__Written instruction__.
Please return the full listing below without altering anything.

__Available data__.

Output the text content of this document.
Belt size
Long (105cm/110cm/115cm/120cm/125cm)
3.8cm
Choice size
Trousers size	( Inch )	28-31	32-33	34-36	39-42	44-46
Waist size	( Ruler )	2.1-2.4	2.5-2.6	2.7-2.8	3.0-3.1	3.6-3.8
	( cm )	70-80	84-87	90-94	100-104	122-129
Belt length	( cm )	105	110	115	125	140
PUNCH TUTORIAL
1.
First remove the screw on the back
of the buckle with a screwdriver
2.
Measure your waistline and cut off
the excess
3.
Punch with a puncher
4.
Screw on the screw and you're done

__The reply__.
Output the text content of this document.
Belt size
Long (105cm/110cm/115cm/120cm/125cm)
3.8cm
Choice size
Trousers size	( Inch )	28-31	32-33	34-36	39-42	44-46
Waist size	( Ruler )	2.1-2.4	2.5-2.6	2.7-2.8	3.0-3.1	3.6-3.8
	( cm )	70-80	84-87	90-94	100-104	122-129
Belt length	( cm )	105	110	115	125	140
PUNCH TUTORIAL
1.
First remove the screw on the back
of the buckle with a screwdriver
2.
Measure your waistline and cut off
the excess
3.
Punch with a puncher
4.
Screw on the screw and you're done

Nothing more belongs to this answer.